**Set exercise:** Return all lines from the listing below in which the string "bảng" occurs.

**Records supplied:**

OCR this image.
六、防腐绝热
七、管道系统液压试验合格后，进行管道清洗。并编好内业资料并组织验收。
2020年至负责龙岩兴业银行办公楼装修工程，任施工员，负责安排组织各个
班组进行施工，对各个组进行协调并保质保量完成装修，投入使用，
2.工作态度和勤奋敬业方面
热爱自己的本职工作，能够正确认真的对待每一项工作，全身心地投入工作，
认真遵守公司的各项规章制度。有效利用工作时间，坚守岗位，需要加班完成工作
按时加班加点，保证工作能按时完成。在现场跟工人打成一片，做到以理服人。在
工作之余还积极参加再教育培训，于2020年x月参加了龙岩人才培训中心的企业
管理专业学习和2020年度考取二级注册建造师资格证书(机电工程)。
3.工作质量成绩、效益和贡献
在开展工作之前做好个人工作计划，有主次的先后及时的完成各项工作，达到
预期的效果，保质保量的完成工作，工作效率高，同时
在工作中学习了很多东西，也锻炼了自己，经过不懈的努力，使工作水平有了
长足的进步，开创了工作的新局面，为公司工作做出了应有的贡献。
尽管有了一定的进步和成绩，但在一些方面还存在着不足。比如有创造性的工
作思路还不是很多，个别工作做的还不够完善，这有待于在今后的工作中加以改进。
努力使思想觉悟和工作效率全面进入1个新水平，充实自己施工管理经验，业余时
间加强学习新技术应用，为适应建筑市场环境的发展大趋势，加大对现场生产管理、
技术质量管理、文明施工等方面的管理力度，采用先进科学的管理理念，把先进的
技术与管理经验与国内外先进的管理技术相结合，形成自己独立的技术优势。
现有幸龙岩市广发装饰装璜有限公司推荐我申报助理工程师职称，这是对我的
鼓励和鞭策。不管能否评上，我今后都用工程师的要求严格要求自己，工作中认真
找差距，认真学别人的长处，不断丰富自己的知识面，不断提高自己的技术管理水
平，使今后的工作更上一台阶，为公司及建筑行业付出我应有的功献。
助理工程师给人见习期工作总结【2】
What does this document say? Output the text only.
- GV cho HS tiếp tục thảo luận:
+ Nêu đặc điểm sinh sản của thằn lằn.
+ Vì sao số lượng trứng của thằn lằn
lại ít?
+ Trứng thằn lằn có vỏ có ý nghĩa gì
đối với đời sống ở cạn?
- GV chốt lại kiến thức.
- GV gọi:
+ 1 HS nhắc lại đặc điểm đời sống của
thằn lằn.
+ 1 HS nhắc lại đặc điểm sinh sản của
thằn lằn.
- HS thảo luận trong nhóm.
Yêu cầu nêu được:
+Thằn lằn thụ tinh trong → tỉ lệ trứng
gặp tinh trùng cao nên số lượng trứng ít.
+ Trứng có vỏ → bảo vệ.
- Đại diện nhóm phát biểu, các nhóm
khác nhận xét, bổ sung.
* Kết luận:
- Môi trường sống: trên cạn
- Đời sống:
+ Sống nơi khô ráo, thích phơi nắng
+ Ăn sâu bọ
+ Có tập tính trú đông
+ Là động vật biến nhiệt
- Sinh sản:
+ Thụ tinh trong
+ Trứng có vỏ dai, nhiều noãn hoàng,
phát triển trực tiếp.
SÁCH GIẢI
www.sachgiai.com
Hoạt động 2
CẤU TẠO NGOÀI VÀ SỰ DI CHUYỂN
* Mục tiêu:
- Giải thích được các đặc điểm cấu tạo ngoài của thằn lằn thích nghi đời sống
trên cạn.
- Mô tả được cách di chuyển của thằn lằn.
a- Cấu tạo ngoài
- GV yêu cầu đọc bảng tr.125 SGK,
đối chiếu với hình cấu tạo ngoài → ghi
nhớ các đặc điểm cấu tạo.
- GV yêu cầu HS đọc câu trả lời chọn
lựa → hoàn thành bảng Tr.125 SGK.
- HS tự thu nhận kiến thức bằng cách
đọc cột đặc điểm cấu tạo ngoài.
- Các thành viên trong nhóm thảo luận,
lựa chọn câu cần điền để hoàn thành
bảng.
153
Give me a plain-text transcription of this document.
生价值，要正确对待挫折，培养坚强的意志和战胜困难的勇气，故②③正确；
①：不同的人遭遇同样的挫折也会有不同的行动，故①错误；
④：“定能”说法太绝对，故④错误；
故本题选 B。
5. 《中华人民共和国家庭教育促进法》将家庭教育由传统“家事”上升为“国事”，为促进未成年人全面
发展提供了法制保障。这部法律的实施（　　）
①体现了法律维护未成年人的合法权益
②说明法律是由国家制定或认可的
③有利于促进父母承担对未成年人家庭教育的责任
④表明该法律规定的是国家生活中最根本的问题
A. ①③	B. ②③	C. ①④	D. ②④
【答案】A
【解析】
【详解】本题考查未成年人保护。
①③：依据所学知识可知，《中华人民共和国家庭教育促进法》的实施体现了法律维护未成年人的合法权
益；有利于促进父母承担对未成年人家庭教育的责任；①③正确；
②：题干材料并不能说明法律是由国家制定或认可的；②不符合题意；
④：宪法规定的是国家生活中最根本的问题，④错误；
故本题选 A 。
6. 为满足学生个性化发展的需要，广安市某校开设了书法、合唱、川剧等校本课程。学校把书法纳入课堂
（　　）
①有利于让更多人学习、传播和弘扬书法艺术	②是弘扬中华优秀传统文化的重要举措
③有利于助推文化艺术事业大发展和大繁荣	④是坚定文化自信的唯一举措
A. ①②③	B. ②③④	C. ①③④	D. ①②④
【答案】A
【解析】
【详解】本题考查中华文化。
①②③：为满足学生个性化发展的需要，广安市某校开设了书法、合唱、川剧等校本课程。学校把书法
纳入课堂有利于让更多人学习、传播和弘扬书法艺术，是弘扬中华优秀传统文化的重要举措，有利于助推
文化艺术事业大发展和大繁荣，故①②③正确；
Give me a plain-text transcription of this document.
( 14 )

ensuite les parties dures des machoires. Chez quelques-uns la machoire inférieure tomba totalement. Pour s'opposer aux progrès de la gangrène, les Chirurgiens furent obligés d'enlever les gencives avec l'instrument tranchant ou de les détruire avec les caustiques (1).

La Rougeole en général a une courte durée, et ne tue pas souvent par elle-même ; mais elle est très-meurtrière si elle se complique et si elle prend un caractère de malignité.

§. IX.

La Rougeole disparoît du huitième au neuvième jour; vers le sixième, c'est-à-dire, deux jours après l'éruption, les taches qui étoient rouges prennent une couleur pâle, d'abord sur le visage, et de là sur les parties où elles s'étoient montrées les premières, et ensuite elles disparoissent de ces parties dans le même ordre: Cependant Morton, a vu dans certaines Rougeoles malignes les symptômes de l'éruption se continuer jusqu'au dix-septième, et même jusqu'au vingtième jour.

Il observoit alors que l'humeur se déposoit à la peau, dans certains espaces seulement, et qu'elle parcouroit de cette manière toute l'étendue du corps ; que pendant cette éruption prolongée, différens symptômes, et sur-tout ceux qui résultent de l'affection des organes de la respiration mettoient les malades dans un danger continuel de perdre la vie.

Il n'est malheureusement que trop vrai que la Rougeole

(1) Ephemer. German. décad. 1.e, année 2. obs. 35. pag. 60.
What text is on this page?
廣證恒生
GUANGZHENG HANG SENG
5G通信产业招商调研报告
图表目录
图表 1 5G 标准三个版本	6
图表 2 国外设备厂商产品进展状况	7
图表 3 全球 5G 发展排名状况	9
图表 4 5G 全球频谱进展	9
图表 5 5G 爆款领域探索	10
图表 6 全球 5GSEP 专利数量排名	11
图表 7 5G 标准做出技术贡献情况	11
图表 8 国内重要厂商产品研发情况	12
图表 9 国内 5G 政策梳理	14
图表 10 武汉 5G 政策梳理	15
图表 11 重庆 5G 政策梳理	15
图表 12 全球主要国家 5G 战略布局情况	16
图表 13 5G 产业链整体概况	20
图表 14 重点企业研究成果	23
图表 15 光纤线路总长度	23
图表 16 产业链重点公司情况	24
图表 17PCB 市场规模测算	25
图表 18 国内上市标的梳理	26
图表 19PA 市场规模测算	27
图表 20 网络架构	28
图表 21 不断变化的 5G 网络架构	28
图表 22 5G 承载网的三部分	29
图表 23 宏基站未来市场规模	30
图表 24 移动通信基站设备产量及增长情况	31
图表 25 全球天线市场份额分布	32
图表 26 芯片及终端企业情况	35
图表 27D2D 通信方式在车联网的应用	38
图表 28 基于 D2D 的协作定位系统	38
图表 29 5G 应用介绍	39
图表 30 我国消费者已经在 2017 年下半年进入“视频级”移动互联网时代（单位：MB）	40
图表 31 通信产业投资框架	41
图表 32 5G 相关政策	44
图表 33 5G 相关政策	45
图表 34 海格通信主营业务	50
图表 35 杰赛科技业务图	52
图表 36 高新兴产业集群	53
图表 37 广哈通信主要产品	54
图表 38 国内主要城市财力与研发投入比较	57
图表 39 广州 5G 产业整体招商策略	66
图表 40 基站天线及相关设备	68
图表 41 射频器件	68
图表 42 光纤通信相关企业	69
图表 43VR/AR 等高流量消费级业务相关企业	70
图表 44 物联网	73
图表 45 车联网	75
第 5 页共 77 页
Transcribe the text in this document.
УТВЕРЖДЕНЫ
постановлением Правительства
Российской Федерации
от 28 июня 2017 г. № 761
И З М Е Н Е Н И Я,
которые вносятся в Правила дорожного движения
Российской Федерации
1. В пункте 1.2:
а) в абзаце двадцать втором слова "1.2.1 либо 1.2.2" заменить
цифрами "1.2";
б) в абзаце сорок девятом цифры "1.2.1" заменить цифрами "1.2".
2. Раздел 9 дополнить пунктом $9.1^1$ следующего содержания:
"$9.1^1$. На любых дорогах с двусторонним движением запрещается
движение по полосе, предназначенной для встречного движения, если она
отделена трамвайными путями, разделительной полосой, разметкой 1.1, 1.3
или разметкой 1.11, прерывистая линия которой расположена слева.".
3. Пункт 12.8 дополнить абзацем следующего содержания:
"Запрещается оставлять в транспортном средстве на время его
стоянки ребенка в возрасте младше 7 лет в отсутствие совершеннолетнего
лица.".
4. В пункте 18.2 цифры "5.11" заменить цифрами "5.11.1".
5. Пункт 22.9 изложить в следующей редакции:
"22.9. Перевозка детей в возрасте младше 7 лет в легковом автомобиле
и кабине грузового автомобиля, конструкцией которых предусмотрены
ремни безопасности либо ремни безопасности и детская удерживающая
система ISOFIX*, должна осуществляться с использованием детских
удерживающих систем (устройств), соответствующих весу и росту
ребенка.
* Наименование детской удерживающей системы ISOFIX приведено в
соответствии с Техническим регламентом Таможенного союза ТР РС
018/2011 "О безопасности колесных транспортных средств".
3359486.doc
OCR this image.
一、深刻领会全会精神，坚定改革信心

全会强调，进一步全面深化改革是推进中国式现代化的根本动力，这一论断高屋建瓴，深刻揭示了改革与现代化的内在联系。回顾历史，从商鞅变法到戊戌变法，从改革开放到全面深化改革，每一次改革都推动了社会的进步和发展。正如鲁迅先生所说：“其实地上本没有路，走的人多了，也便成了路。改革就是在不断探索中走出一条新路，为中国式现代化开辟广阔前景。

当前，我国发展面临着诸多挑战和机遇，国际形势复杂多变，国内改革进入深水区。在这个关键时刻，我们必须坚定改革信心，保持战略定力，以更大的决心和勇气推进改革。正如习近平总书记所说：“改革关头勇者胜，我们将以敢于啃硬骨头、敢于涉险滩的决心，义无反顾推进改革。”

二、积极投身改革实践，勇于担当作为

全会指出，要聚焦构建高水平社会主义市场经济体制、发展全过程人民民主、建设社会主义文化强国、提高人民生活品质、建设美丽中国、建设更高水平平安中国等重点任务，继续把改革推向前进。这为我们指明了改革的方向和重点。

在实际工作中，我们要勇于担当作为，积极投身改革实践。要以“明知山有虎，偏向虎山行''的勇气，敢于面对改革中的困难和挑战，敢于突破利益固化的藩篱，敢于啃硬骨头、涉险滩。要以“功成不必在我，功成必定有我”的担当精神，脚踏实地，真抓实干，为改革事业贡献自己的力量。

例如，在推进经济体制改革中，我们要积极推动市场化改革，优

**Answer to this exercise:**
- GV yêu cầu đọc bảng tr.125 SGK,
lựa → hoàn thành bảng Tr.125 SGK.
bảng.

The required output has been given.